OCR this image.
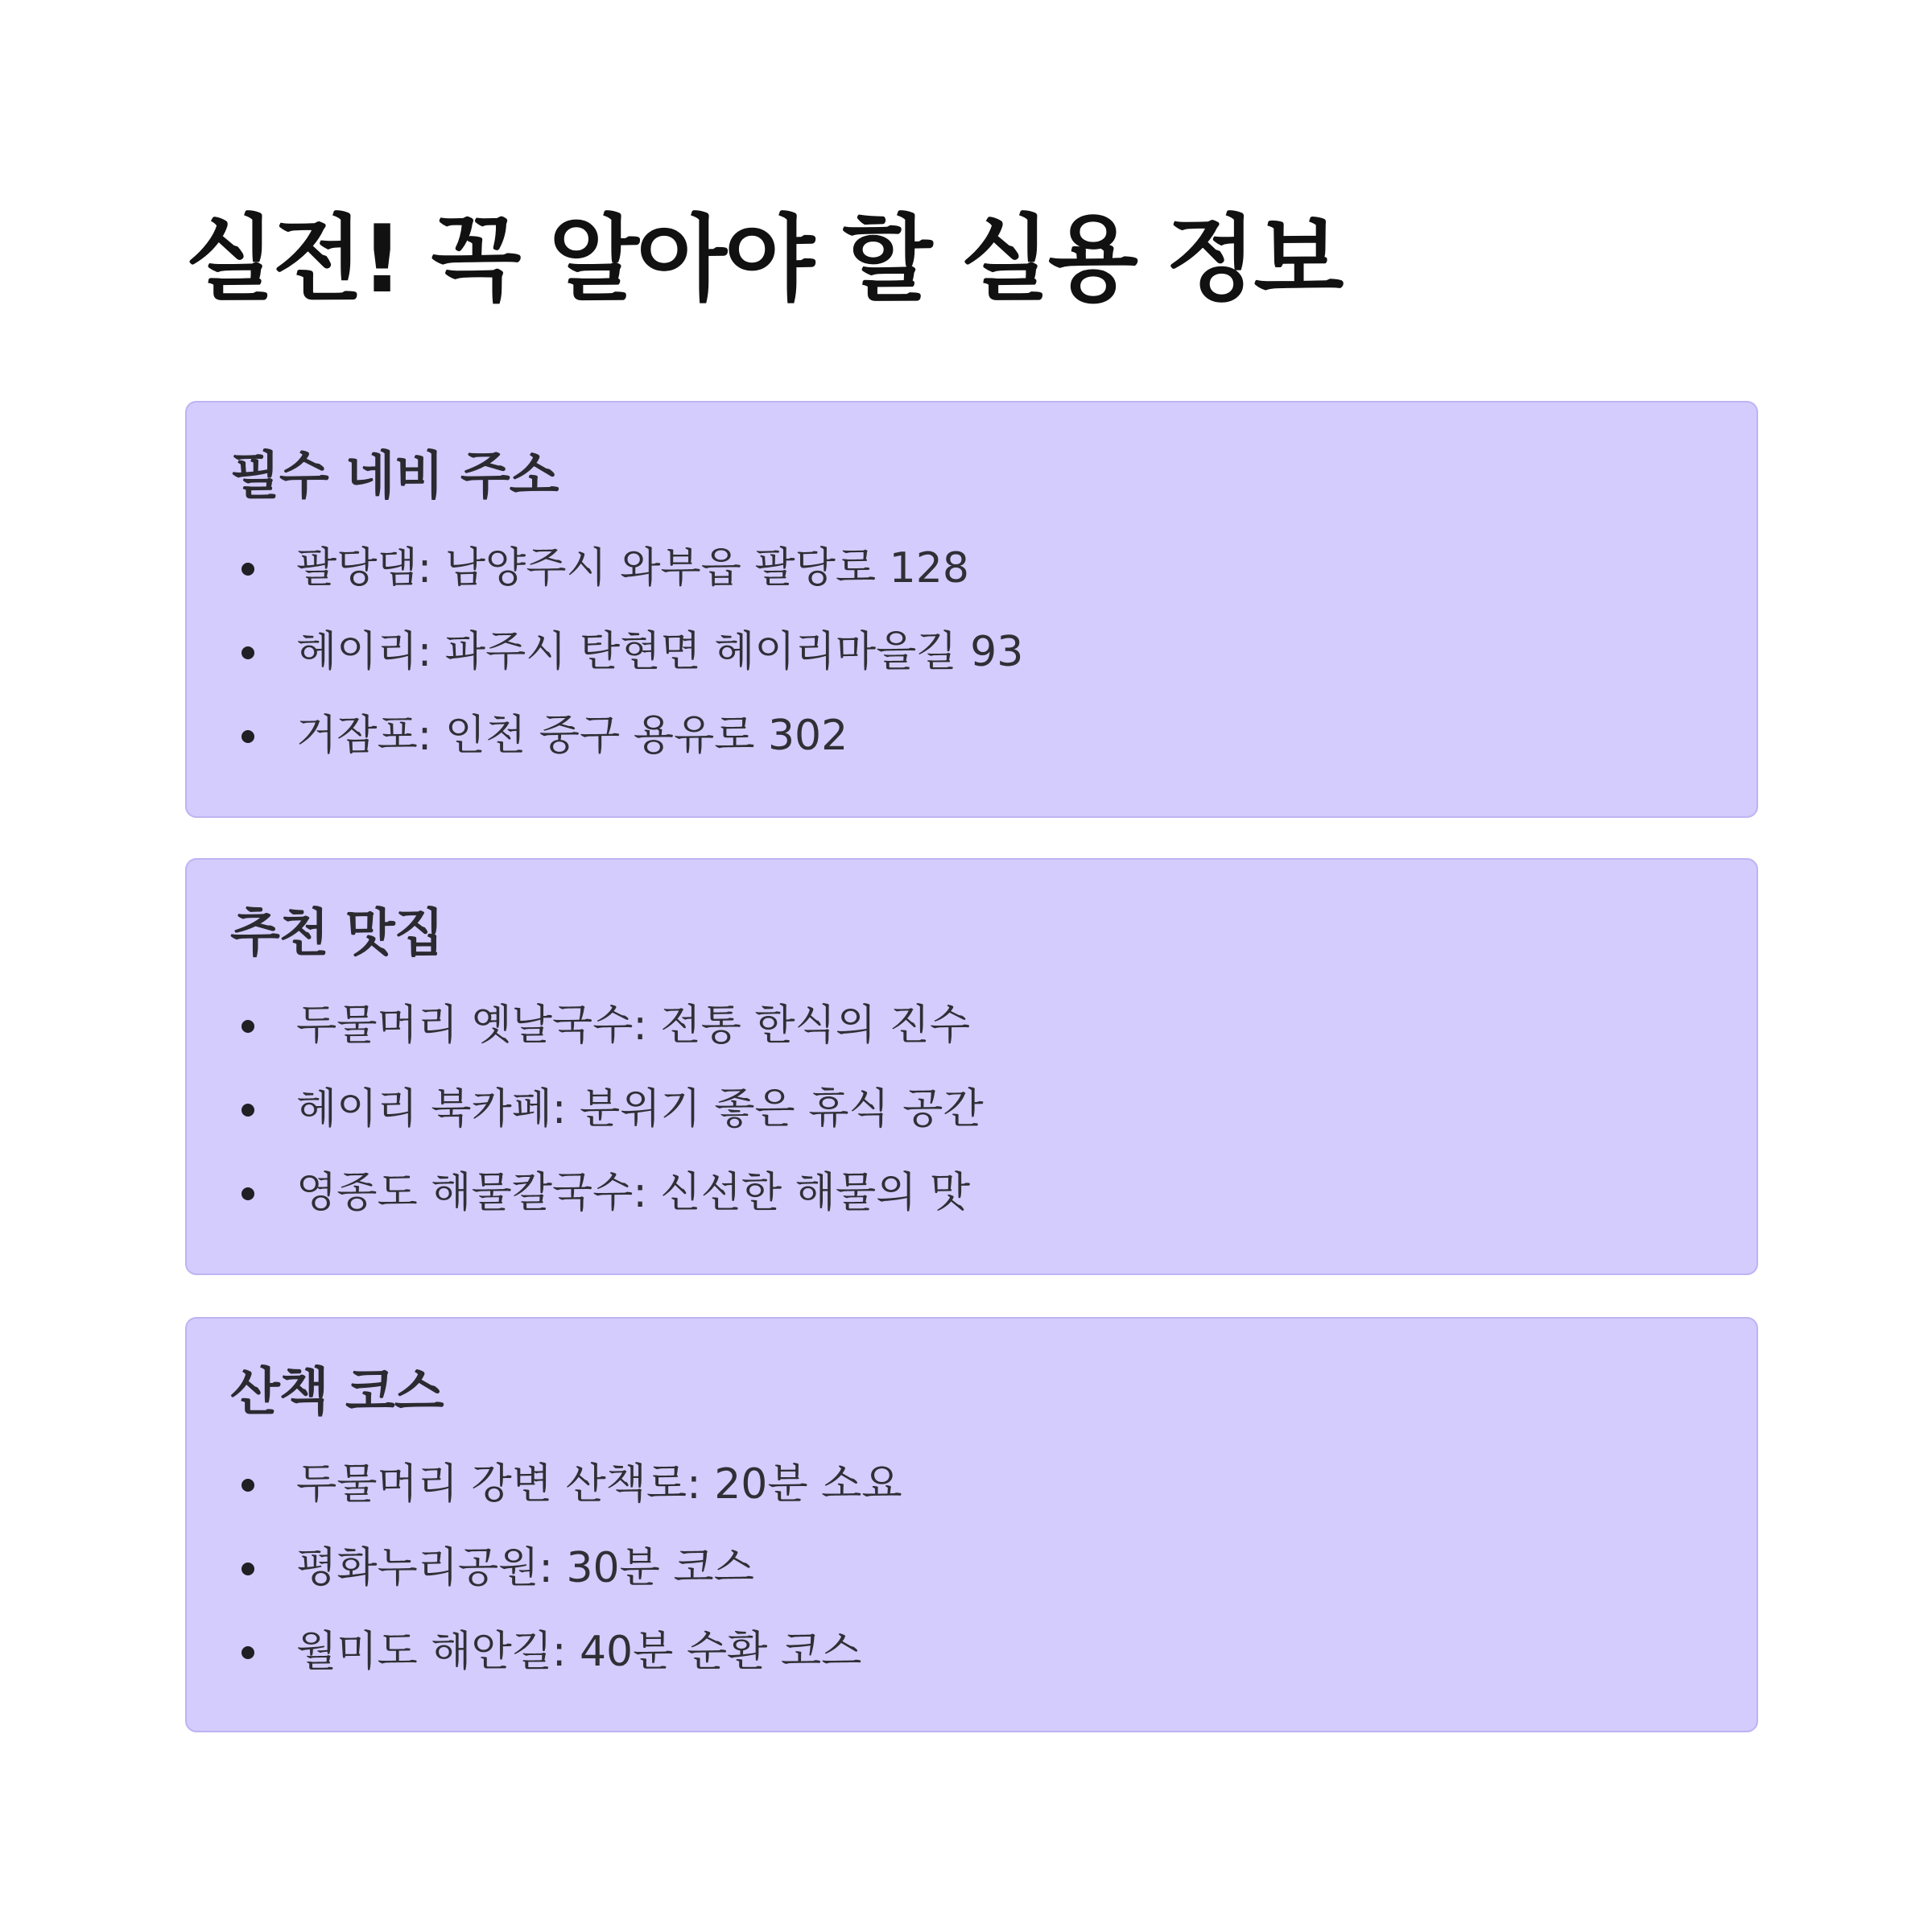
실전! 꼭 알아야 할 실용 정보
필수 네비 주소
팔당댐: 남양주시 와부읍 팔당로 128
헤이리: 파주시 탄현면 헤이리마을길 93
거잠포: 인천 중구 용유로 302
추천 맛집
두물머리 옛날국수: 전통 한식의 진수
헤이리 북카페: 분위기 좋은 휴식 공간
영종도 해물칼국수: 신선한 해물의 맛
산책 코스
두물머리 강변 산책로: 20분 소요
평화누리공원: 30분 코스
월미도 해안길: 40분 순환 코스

○ ○ ○ ○ ○

> **Job**: Every line should be retyped exactly, with the pictures omitted.

> **Output for this exercise**:
OCR this image.
실전! 꼭 알아야 할 실용 정보
필수 네비 주소
팔당댐: 남양주시 와부읍 팔당로 128
헤이리: 파주시 탄현면 헤이리마을길 93
거잠포: 인천 중구 용유로 302
추천 맛집
두물머리 옛날국수: 전통 한식의 진수
헤이리 북카페: 분위기 좋은 휴식 공간
영종도 해물칼국수: 신선한 해물의 맛
산책 코스
두물머리 강변 산책로: 20분 소요
평화누리공원: 30분 코스
월미도 해안길: 40분 순환 코스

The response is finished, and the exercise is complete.